== What to produce ==
Pull each line holding the word "JSON" from the data.
# Provided material start
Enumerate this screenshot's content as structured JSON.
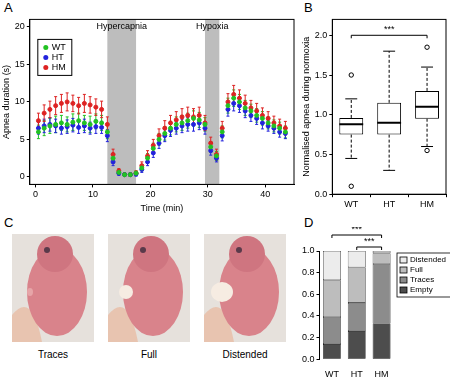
{
  "chart_data": [
    {
      "type": "scatter",
      "title": "A",
      "x_label": "Time (min)",
      "y_label": "Apnea duration (s)",
      "xlim": [
        -1,
        45
      ],
      "xticks": [
        0,
        10,
        20,
        30,
        40
      ],
      "ylim": [
        -1,
        21
      ],
      "yticks": [
        0,
        5,
        10,
        15,
        20
      ],
      "grid": false,
      "legend": "upper left",
      "marker": "circle",
      "spans": [
        {
          "label": "Hypercapnia",
          "start": 12.5,
          "end": 17.5
        },
        {
          "label": "Hypoxia",
          "start": 29.5,
          "end": 32
        }
      ],
      "x": [
        0.5,
        1.5,
        2.5,
        3.5,
        4.5,
        5.5,
        6.5,
        7.5,
        8.5,
        9.5,
        10.5,
        11.5,
        12.5,
        13.5,
        14.5,
        15.5,
        16.5,
        17.5,
        18.5,
        19.5,
        20.5,
        21.5,
        22.5,
        23.5,
        24.5,
        25.5,
        26.5,
        27.5,
        28.5,
        29.5,
        30.5,
        31.5,
        32.5,
        33.5,
        34.5,
        35.5,
        36.5,
        37.5,
        38.5,
        39.5,
        40.5,
        41.5,
        42.5,
        43.5
      ],
      "series": [
        {
          "name": "WT",
          "color": "#22c222",
          "values": [
            6.0,
            6.5,
            6.8,
            7.0,
            7.2,
            7.0,
            7.3,
            7.5,
            7.2,
            7.0,
            7.4,
            7.2,
            6.0,
            2.5,
            0.6,
            0.3,
            0.3,
            0.5,
            1.2,
            2.5,
            3.8,
            5.0,
            5.8,
            6.5,
            7.0,
            7.2,
            7.5,
            7.8,
            7.6,
            7.0,
            4.0,
            2.8,
            6.0,
            9.5,
            10.5,
            10.0,
            9.2,
            8.8,
            8.2,
            7.8,
            7.2,
            6.8,
            6.5,
            6.0
          ],
          "errors": [
            0.9,
            1.0,
            1.0,
            1.1,
            1.0,
            1.0,
            1.1,
            1.0,
            1.0,
            1.1,
            1.0,
            1.0,
            0.9,
            0.6,
            0.3,
            0.2,
            0.2,
            0.3,
            0.4,
            0.6,
            0.7,
            0.8,
            0.9,
            0.9,
            1.0,
            1.0,
            1.0,
            1.0,
            1.0,
            0.9,
            0.7,
            0.6,
            0.8,
            1.0,
            1.1,
            1.0,
            1.0,
            0.9,
            0.9,
            0.9,
            0.8,
            0.8,
            0.8,
            0.8
          ]
        },
        {
          "name": "HT",
          "color": "#2222dd",
          "values": [
            6.5,
            6.8,
            7.0,
            6.8,
            6.5,
            6.7,
            6.9,
            6.6,
            6.8,
            6.5,
            6.7,
            6.6,
            5.5,
            2.0,
            0.5,
            0.3,
            0.3,
            0.4,
            1.0,
            2.0,
            3.2,
            4.5,
            5.5,
            6.2,
            6.5,
            6.8,
            7.0,
            7.0,
            7.2,
            6.5,
            3.5,
            2.5,
            5.5,
            9.0,
            9.8,
            9.5,
            8.8,
            8.2,
            7.8,
            7.2,
            6.8,
            6.5,
            6.0,
            5.8
          ],
          "errors": [
            0.8,
            0.9,
            0.9,
            0.9,
            0.8,
            0.9,
            0.9,
            0.8,
            0.9,
            0.8,
            0.9,
            0.8,
            0.8,
            0.5,
            0.3,
            0.2,
            0.2,
            0.3,
            0.4,
            0.5,
            0.6,
            0.7,
            0.8,
            0.8,
            0.8,
            0.9,
            0.9,
            0.9,
            0.9,
            0.8,
            0.6,
            0.5,
            0.7,
            0.9,
            1.0,
            0.9,
            0.9,
            0.8,
            0.8,
            0.8,
            0.7,
            0.7,
            0.7,
            0.7
          ]
        },
        {
          "name": "HM",
          "color": "#dd2222",
          "values": [
            7.5,
            8.5,
            9.0,
            9.5,
            9.8,
            10.0,
            9.8,
            9.5,
            9.8,
            9.6,
            9.3,
            9.0,
            7.0,
            3.0,
            0.8,
            0.3,
            0.3,
            0.5,
            1.5,
            2.8,
            4.2,
            5.5,
            6.5,
            7.2,
            7.6,
            8.0,
            8.2,
            8.0,
            8.2,
            7.2,
            4.5,
            3.0,
            6.5,
            10.0,
            11.0,
            10.5,
            9.8,
            9.2,
            8.8,
            8.2,
            7.8,
            7.2,
            6.8,
            6.5
          ],
          "errors": [
            1.0,
            1.1,
            1.1,
            1.2,
            1.2,
            1.2,
            1.1,
            1.1,
            1.2,
            1.1,
            1.1,
            1.1,
            1.0,
            0.7,
            0.3,
            0.2,
            0.2,
            0.3,
            0.5,
            0.7,
            0.8,
            0.9,
            1.0,
            1.0,
            1.1,
            1.1,
            1.1,
            1.1,
            1.1,
            1.0,
            0.8,
            0.7,
            0.9,
            1.1,
            1.2,
            1.1,
            1.1,
            1.0,
            1.0,
            1.0,
            0.9,
            0.9,
            0.9,
            0.9
          ]
        }
      ]
    },
    {
      "type": "box",
      "title": "B",
      "y_label": "Normalised apnea during normoxia",
      "categories": [
        "WT",
        "HT",
        "HM"
      ],
      "ylim": [
        0,
        2.2
      ],
      "yticks": [
        {
          "value": 0,
          "label": "0.0"
        },
        {
          "value": 0.5,
          "label": "0.5"
        },
        {
          "value": 1,
          "label": "1.0"
        },
        {
          "value": 1.5,
          "label": "1.5"
        },
        {
          "value": 2,
          "label": "2.0"
        }
      ],
      "grid": false,
      "boxes": [
        {
          "min": 0.45,
          "q1": 0.75,
          "median": 0.88,
          "q3": 0.96,
          "max": 1.2,
          "outliers": [
            0.1,
            1.5
          ]
        },
        {
          "min": 0.3,
          "q1": 0.75,
          "median": 0.9,
          "q3": 1.15,
          "max": 1.8,
          "outliers": []
        },
        {
          "min": 0.6,
          "q1": 0.95,
          "median": 1.1,
          "q3": 1.3,
          "max": 1.6,
          "outliers": [
            0.55,
            1.85
          ]
        }
      ],
      "significance": [
        {
          "text": "***",
          "from": "WT",
          "to": "HM",
          "y": 2.0
        }
      ]
    },
    {
      "type": "photos",
      "title": "C",
      "labels": [
        "Traces",
        "Full",
        "Distended"
      ]
    },
    {
      "type": "bar",
      "title": "D",
      "stacked": true,
      "legend": "right",
      "grid": false,
      "categories": [
        "WT",
        "HT",
        "HM"
      ],
      "ylim": [
        0,
        1
      ],
      "yticks": [
        {
          "value": 0,
          "label": "0.0"
        },
        {
          "value": 0.2,
          "label": "0.2"
        },
        {
          "value": 0.4,
          "label": "0.4"
        },
        {
          "value": 0.6,
          "label": "0.6"
        },
        {
          "value": 0.8,
          "label": "0.8"
        },
        {
          "value": 1,
          "label": "1.0"
        }
      ],
      "series": [
        {
          "name": "Empty",
          "color": "#4d4d4d",
          "values": [
            0.14,
            0.26,
            0.33
          ]
        },
        {
          "name": "Traces",
          "color": "#8c8c8c",
          "values": [
            0.25,
            0.26,
            0.55
          ]
        },
        {
          "name": "Full",
          "color": "#bdbdbd",
          "values": [
            0.34,
            0.33,
            0.1
          ]
        },
        {
          "name": "Distended",
          "color": "#ececec",
          "values": [
            0.27,
            0.15,
            0.02
          ]
        }
      ],
      "significance": [
        {
          "text": "***",
          "from": "WT",
          "to": "HM"
        },
        {
          "text": "***",
          "from": "HT",
          "to": "HM"
        }
      ]
    }
  ]
}
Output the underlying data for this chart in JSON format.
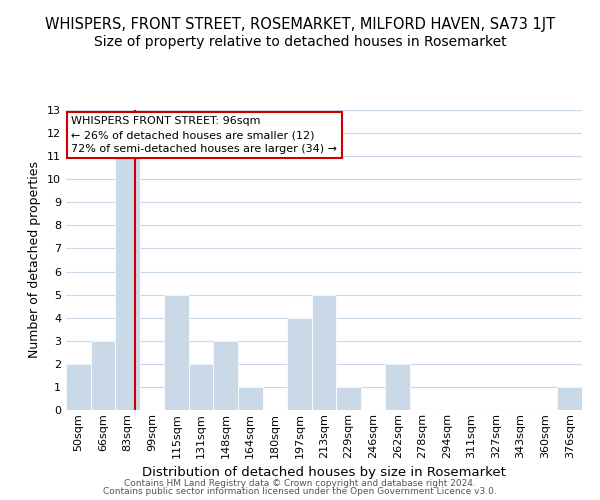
{
  "title": "WHISPERS, FRONT STREET, ROSEMARKET, MILFORD HAVEN, SA73 1JT",
  "subtitle": "Size of property relative to detached houses in Rosemarket",
  "xlabel": "Distribution of detached houses by size in Rosemarket",
  "ylabel": "Number of detached properties",
  "categories": [
    "50sqm",
    "66sqm",
    "83sqm",
    "99sqm",
    "115sqm",
    "131sqm",
    "148sqm",
    "164sqm",
    "180sqm",
    "197sqm",
    "213sqm",
    "229sqm",
    "246sqm",
    "262sqm",
    "278sqm",
    "294sqm",
    "311sqm",
    "327sqm",
    "343sqm",
    "360sqm",
    "376sqm"
  ],
  "values": [
    2,
    3,
    11,
    0,
    5,
    2,
    3,
    1,
    0,
    4,
    5,
    1,
    0,
    2,
    0,
    0,
    0,
    0,
    0,
    0,
    1
  ],
  "bar_color": "#c9d9e8",
  "ylim": [
    0,
    13
  ],
  "yticks": [
    0,
    1,
    2,
    3,
    4,
    5,
    6,
    7,
    8,
    9,
    10,
    11,
    12,
    13
  ],
  "vline_color": "#cc0000",
  "vline_sqm": 96,
  "annotation_text": "WHISPERS FRONT STREET: 96sqm\n← 26% of detached houses are smaller (12)\n72% of semi-detached houses are larger (34) →",
  "footer1": "Contains HM Land Registry data © Crown copyright and database right 2024.",
  "footer2": "Contains public sector information licensed under the Open Government Licence v3.0.",
  "background_color": "#ffffff",
  "grid_color": "#c8d8e8",
  "title_fontsize": 10.5,
  "subtitle_fontsize": 10,
  "annotation_fontsize": 8,
  "ylabel_fontsize": 9,
  "xlabel_fontsize": 9.5,
  "footer_fontsize": 6.5,
  "tick_fontsize": 8
}
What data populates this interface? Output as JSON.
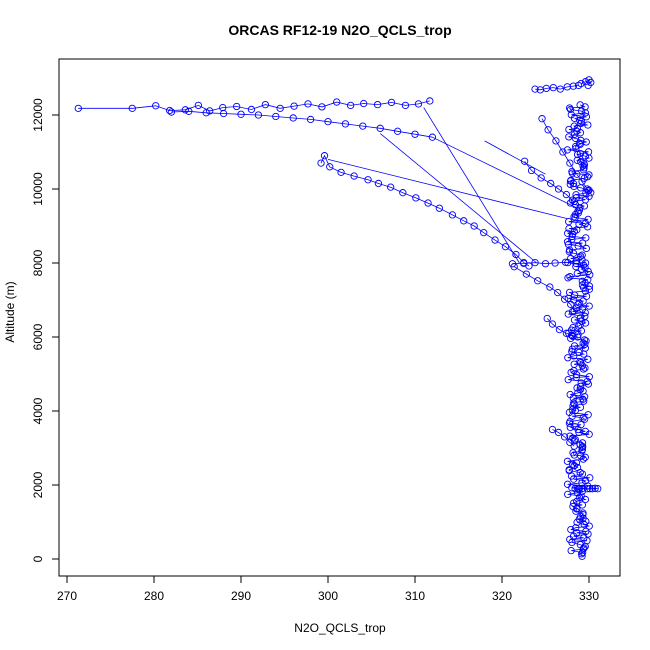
{
  "chart_data": {
    "type": "scatter",
    "title": "ORCAS RF12-19 N2O_QCLS_trop",
    "xlabel": "N2O_QCLS_trop",
    "ylabel": "Altitude (m)",
    "xlim": [
      270,
      330
    ],
    "ylim": [
      0,
      12000
    ],
    "x_ticks": [
      "270",
      "280",
      "290",
      "300",
      "310",
      "320",
      "330"
    ],
    "y_ticks": [
      "0",
      "2000",
      "4000",
      "6000",
      "8000",
      "10000",
      "12000"
    ],
    "marker": "open-circle",
    "connected_lines": true,
    "color": "#0000ff",
    "grid": false,
    "legend": "none",
    "series": [
      {
        "x": [
          271.3,
          277.5,
          280.2,
          281.8,
          283.6,
          285.1,
          286.4,
          287.9,
          289.5,
          291.2,
          292.8,
          294.5,
          296.1,
          297.7,
          299.3,
          301.0,
          302.6,
          304.1,
          305.7,
          307.3,
          308.9,
          310.4,
          311.7
        ],
        "y": [
          12180,
          12180,
          12250,
          12120,
          12140,
          12260,
          12110,
          12200,
          12230,
          12150,
          12280,
          12180,
          12240,
          12300,
          12220,
          12350,
          12260,
          12310,
          12280,
          12340,
          12260,
          12300,
          12380
        ]
      },
      {
        "x": [
          282.0,
          284.0,
          286.0,
          288.0,
          290.0,
          292.0,
          294.0,
          296.0,
          298.0,
          300.0,
          302.0,
          304.0,
          306.0,
          308.0,
          310.0,
          312.0
        ],
        "y": [
          12080,
          12100,
          12060,
          12040,
          12020,
          12000,
          11960,
          11920,
          11880,
          11820,
          11760,
          11700,
          11640,
          11560,
          11480,
          11400
        ]
      },
      {
        "x": [
          299.2,
          299.6,
          300.2,
          301.5,
          303.0,
          304.6,
          305.8,
          307.2,
          308.6,
          310.1,
          311.5,
          312.8,
          314.3,
          315.6,
          316.8,
          317.9,
          319.2,
          320.4,
          321.6,
          322.5,
          323.1
        ],
        "y": [
          10700,
          10900,
          10600,
          10450,
          10350,
          10250,
          10150,
          10050,
          9900,
          9760,
          9620,
          9480,
          9300,
          9140,
          9000,
          8820,
          8620,
          8440,
          8230,
          8010,
          7920
        ]
      },
      {
        "x": [
          321.4,
          322.8,
          324.1,
          325.5,
          326.4,
          327.2,
          327.9,
          328.3
        ],
        "y": [
          7900,
          7700,
          7520,
          7350,
          7200,
          7020,
          6880,
          6700
        ]
      },
      {
        "x": [
          323.8,
          324.4,
          325.1,
          325.9,
          326.7,
          327.5,
          328.2,
          328.8
        ],
        "y": [
          12700,
          12680,
          12720,
          12740,
          12700,
          12760,
          12780,
          12800
        ]
      },
      {
        "x": [
          324.6,
          325.3,
          326.2,
          327.0,
          327.8,
          328.6,
          329.2,
          329.8,
          330.2
        ],
        "y": [
          11900,
          11600,
          11300,
          11000,
          10700,
          10400,
          10200,
          10000,
          9900
        ]
      },
      {
        "x": [
          322.6,
          323.4,
          324.5,
          325.6,
          326.5,
          327.4,
          328.1
        ],
        "y": [
          10750,
          10500,
          10300,
          10150,
          10000,
          9850,
          9700
        ]
      },
      {
        "x": [
          321.2,
          322.5,
          323.8,
          325.0,
          326.1,
          327.3,
          328.5,
          329.6
        ],
        "y": [
          7980,
          7990,
          8010,
          7980,
          8000,
          8020,
          7990,
          8000
        ]
      },
      {
        "x": [
          325.2,
          325.8,
          326.6,
          327.4,
          328.0,
          328.7
        ],
        "y": [
          6500,
          6350,
          6200,
          6100,
          6050,
          6000
        ]
      },
      {
        "x": [
          325.8,
          326.5,
          327.2,
          327.8,
          328.3
        ],
        "y": [
          3500,
          3420,
          3300,
          3150,
          3050
        ]
      },
      {
        "x": [
          328.4,
          328.9,
          329.3,
          329.8,
          330.1,
          330.4,
          330.7,
          331.0
        ],
        "y": [
          1900,
          1900,
          1910,
          1900,
          1900,
          1900,
          1910,
          1900
        ]
      },
      {
        "x": [
          329.1,
          329.6,
          330.0,
          330.2,
          329.9
        ],
        "y": [
          12850,
          12900,
          12950,
          12880,
          12800
        ]
      }
    ],
    "column": {
      "x_center": 328.8,
      "x_spread": 1.3,
      "y_range": [
        80,
        12300
      ]
    }
  }
}
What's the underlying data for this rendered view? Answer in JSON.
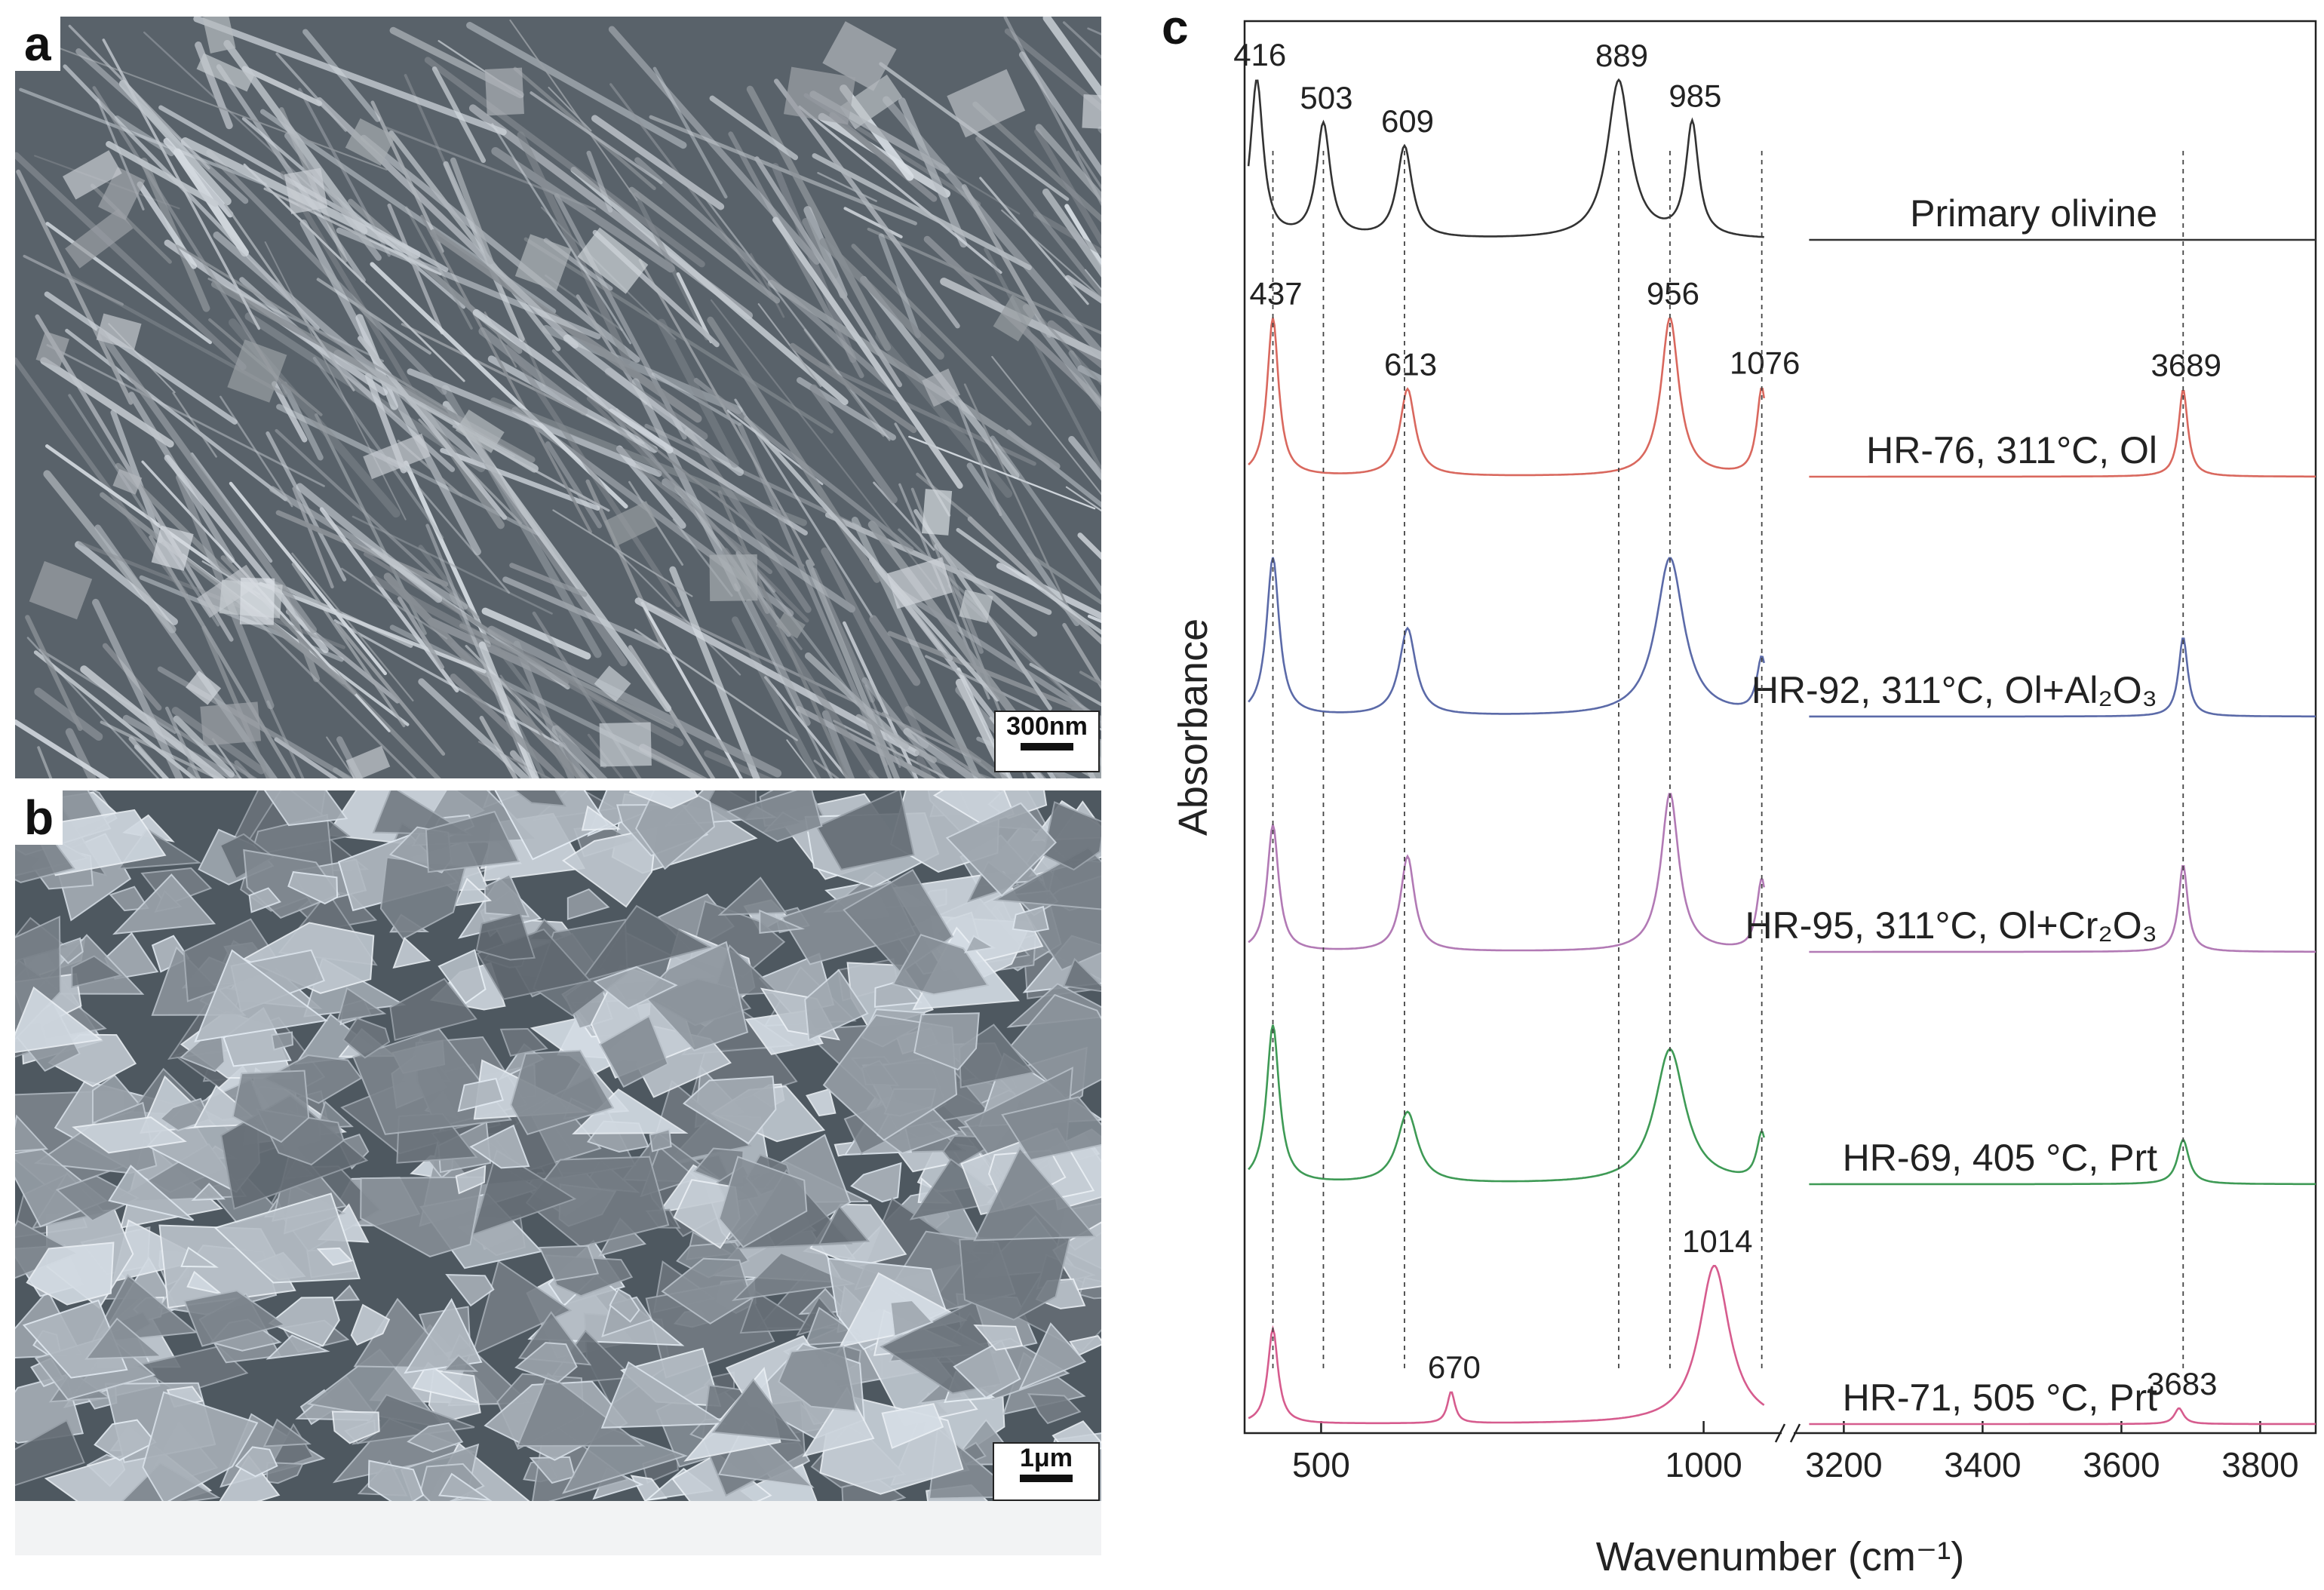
# Provided material end
== Reply to the exercise ==
Enumerate this screenshot's content as structured JSON.
Output the underlying data for this chart in JSON format.
What data populates this interface? Output as JSON.
What's the underlying data for this rendered view? Answer in JSON.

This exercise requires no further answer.